--- start ---
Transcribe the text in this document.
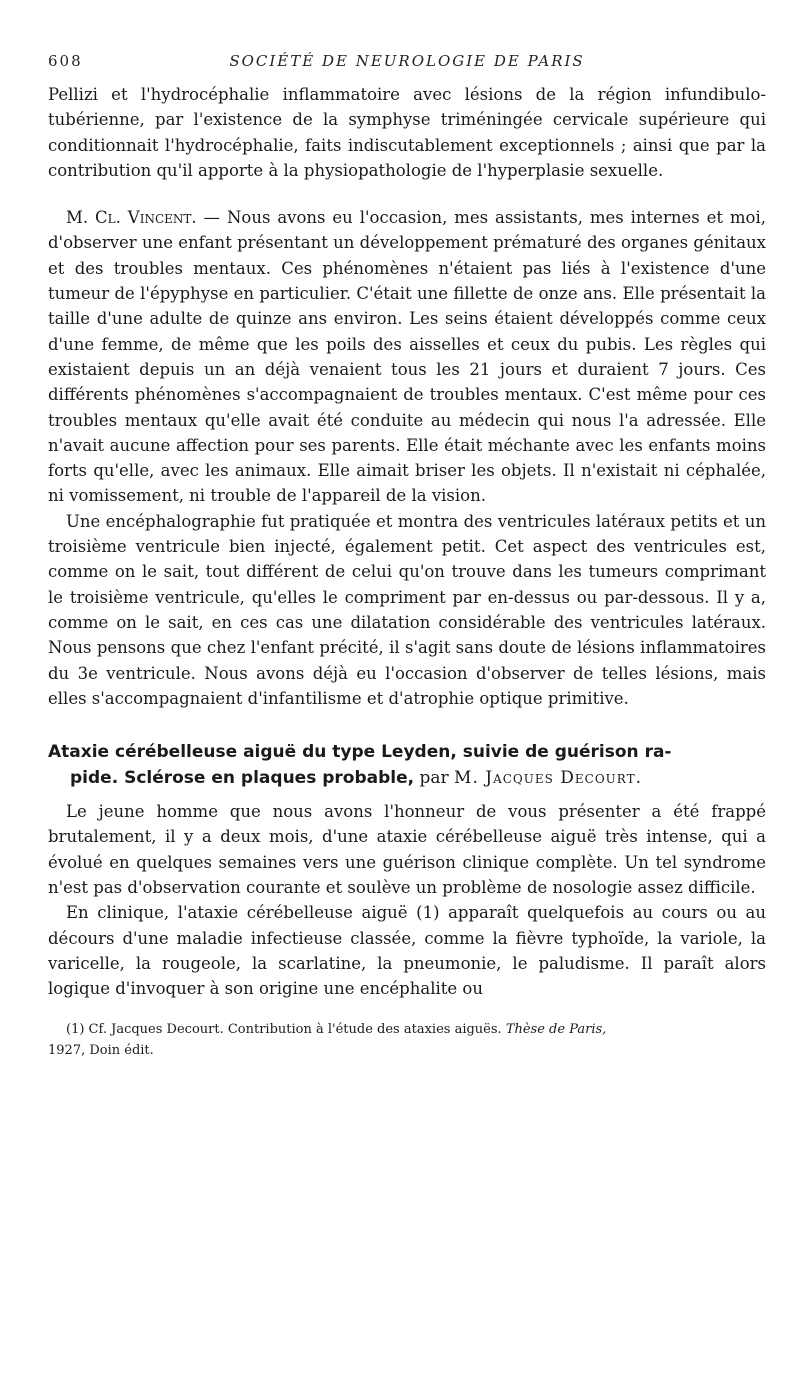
608	SOCIÉTÉ DE NEUROLOGIE DE PARIS

Pellizi et l'hydrocéphalie inflammatoire avec lésions de la région infundibulo-tubérienne, par l'existence de la symphyse triméningée cervicale supérieure qui conditionnait l'hydrocéphalie, faits indiscutablement exceptionnels ; ainsi que par la contribution qu'il apporte à la physiopathologie de l'hyperplasie sexuelle.

M. Cl. Vincent. — Nous avons eu l'occasion, mes assistants, mes internes et moi, d'observer une enfant présentant un développement prématuré des organes génitaux et des troubles mentaux. Ces phénomènes n'étaient pas liés à l'existence d'une tumeur de l'épyphyse en particulier. C'était une fillette de onze ans. Elle présentait la taille d'une adulte de quinze ans environ. Les seins étaient développés comme ceux d'une femme, de même que les poils des aisselles et ceux du pubis. Les règles qui existaient depuis un an déjà venaient tous les 21 jours et duraient 7 jours. Ces différents phénomènes s'accompagnaient de troubles mentaux. C'est même pour ces troubles mentaux qu'elle avait été conduite au médecin qui nous l'a adressée. Elle n'avait aucune affection pour ses parents. Elle était méchante avec les enfants moins forts qu'elle, avec les animaux. Elle aimait briser les objets. Il n'existait ni céphalée, ni vomissement, ni trouble de l'appareil de la vision.

Une encéphalographie fut pratiquée et montra des ventricules latéraux petits et un troisième ventricule bien injecté, également petit. Cet aspect des ventricules est, comme on le sait, tout différent de celui qu'on trouve dans les tumeurs comprimant le troisième ventricule, qu'elles le compriment par en-dessus ou par-dessous. Il y a, comme on le sait, en ces cas une dilatation considérable des ventricules latéraux. Nous pensons que chez l'enfant précité, il s'agit sans doute de lésions inflammatoires du 3e ventricule. Nous avons déjà eu l'occasion d'observer de telles lésions, mais elles s'accompagnaient d'infantilisme et d'atrophie optique primitive.

Ataxie cérébelleuse aiguë du type Leyden, suivie de guérison ra-
pide. Sclérose en plaques probable, par M. Jacques Decourt.

Le jeune homme que nous avons l'honneur de vous présenter a été frappé brutalement, il y a deux mois, d'une ataxie cérébelleuse aiguë très intense, qui a évolué en quelques semaines vers une guérison clinique complète. Un tel syndrome n'est pas d'observation courante et soulève un problème de nosologie assez difficile.

En clinique, l'ataxie cérébelleuse aiguë (1) apparaît quelquefois au cours ou au décours d'une maladie infectieuse classée, comme la fièvre typhoïde, la variole, la varicelle, la rougeole, la scarlatine, la pneumonie, le paludisme. Il paraît alors logique d'invoquer à son origine une encéphalite ou

(1) Cf. Jacques Decourt. Contribution à l'étude des ataxies aiguës. Thèse de Paris,
1927, Doin édit.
--- end ---
Which lines hold the word "Decourt"? Copy every one of them.

SOLUTION TO THE EXERCISE -
pide. Sclérose en plaques probable, par M. Jacques Decourt.
(1) Cf. Jacques Decourt. Contribution à l'étude des ataxies aiguës. Thèse de Paris,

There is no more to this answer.